**DATA EXCERPTS**.
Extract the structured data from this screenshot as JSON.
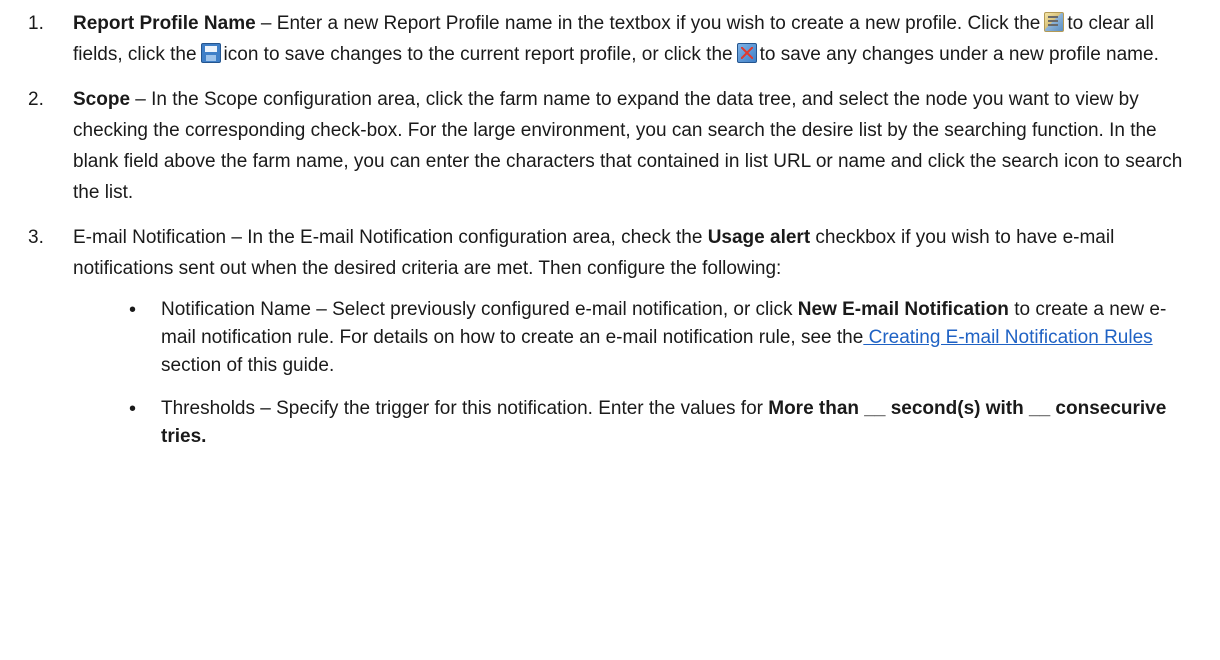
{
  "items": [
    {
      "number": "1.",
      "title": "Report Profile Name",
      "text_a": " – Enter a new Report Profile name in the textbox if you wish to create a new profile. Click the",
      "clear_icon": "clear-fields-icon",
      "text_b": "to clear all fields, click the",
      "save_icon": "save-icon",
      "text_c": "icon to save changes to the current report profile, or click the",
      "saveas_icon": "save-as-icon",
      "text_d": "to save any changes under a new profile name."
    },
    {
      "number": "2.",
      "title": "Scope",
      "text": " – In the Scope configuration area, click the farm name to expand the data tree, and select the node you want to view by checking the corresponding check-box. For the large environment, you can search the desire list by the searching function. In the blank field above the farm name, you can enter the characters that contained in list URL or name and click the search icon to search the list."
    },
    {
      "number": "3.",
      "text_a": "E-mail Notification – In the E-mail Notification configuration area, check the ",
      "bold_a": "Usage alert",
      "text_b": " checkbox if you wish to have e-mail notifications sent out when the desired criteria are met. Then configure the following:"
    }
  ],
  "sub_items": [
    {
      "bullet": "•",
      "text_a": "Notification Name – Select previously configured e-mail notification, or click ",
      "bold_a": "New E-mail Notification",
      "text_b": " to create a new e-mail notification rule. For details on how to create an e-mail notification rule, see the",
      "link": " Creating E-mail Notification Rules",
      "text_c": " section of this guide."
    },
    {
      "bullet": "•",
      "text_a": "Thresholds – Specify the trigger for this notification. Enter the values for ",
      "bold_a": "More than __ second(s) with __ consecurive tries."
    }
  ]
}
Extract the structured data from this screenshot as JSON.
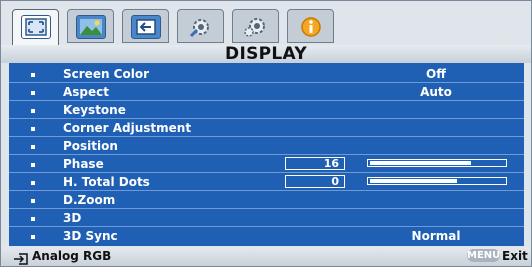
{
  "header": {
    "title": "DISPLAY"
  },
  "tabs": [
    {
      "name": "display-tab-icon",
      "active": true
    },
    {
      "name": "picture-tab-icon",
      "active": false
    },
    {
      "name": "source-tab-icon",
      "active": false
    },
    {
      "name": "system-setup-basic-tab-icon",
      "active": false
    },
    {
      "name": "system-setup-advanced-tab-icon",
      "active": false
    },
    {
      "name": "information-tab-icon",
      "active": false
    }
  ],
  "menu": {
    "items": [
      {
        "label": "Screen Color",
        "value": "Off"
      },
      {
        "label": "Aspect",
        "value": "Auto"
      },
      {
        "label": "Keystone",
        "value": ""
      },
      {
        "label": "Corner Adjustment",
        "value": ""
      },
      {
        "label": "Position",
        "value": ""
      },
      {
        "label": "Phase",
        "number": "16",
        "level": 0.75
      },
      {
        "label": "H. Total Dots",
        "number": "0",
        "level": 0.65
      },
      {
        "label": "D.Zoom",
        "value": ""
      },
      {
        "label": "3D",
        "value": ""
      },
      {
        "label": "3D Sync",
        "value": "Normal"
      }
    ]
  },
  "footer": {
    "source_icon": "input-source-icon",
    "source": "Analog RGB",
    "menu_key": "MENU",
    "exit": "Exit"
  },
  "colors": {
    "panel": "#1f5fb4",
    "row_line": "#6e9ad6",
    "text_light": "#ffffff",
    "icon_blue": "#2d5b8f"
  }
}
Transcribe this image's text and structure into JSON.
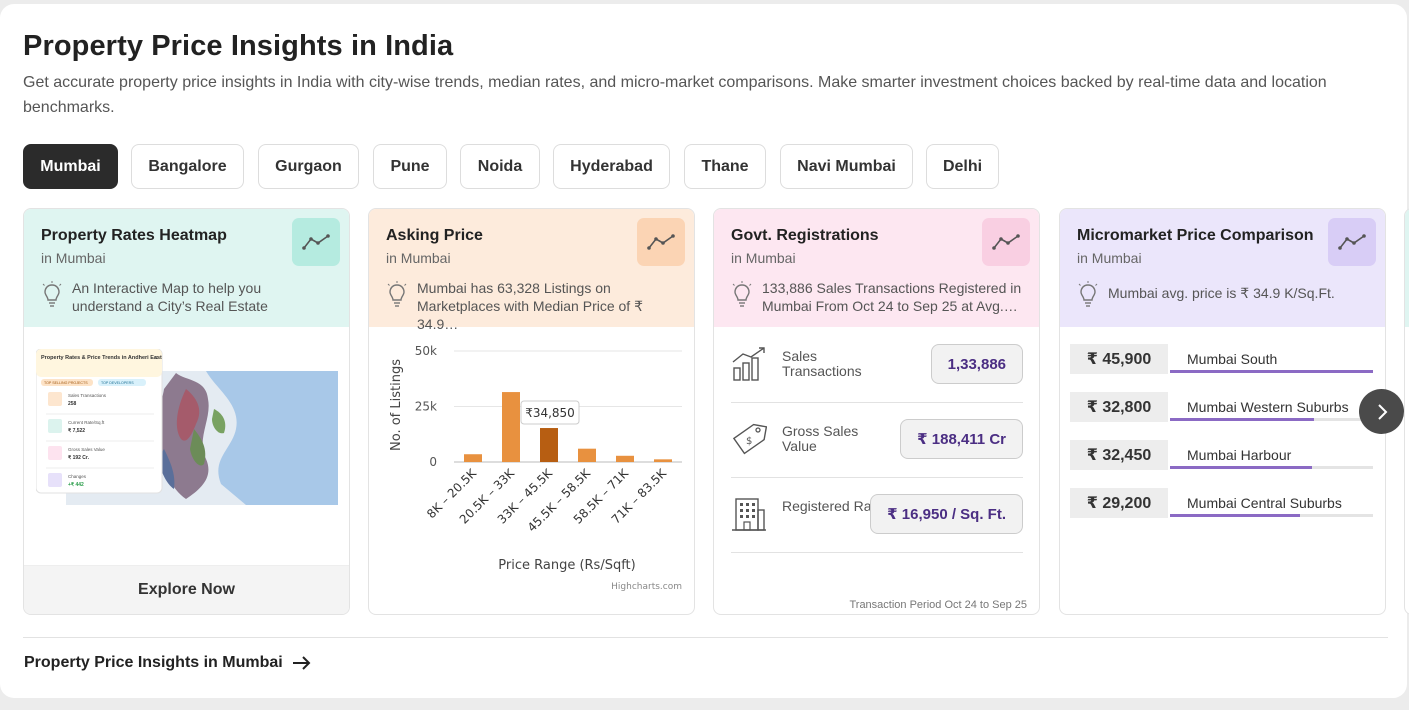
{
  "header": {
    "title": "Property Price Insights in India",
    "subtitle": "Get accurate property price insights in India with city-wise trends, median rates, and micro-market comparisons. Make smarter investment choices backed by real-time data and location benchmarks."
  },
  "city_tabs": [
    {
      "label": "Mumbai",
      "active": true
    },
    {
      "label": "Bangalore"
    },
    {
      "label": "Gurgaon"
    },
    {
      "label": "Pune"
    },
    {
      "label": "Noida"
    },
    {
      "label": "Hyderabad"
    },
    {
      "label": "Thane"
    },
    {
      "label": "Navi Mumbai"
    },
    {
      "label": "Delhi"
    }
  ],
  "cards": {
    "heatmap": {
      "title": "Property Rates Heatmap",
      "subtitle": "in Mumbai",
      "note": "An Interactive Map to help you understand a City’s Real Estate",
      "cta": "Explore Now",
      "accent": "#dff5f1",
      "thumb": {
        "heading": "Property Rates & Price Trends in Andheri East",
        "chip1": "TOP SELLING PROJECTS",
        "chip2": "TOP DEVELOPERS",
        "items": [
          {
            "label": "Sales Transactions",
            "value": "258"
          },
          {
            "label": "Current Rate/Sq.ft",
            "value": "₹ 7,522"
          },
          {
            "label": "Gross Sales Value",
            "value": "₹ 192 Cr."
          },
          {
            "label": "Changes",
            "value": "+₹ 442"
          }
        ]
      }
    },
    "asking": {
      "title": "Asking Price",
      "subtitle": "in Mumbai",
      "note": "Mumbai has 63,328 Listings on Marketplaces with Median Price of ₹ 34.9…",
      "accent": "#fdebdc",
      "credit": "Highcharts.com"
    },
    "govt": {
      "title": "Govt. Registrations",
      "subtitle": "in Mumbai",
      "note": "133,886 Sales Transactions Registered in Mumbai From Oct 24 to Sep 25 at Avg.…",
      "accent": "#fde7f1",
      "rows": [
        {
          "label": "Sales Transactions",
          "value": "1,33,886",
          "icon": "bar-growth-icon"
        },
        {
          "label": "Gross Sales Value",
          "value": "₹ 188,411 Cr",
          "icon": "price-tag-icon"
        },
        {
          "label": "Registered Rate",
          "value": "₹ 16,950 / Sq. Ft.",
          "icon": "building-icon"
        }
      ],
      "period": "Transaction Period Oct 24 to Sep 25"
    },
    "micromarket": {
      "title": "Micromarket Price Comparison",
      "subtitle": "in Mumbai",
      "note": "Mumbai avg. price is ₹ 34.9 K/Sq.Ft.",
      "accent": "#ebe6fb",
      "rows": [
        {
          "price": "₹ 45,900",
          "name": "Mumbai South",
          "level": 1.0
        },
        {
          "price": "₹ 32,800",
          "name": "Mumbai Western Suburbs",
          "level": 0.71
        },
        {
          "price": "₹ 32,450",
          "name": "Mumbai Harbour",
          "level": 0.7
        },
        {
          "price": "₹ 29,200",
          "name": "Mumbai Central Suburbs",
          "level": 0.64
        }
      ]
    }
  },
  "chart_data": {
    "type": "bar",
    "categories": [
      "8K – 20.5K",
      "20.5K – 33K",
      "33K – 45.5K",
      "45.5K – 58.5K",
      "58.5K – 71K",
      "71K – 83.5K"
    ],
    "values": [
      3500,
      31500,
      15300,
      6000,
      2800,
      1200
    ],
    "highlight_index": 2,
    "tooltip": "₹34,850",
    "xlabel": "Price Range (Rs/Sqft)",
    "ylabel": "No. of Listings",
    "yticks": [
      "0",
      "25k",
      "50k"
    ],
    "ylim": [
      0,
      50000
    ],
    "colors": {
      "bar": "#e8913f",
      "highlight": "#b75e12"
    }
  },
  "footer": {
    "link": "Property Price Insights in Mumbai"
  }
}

**TASK GOAL**.
Give the number of lines where the string "mail" occurs, without any further text.

**CORRECT RESPONSE**.
6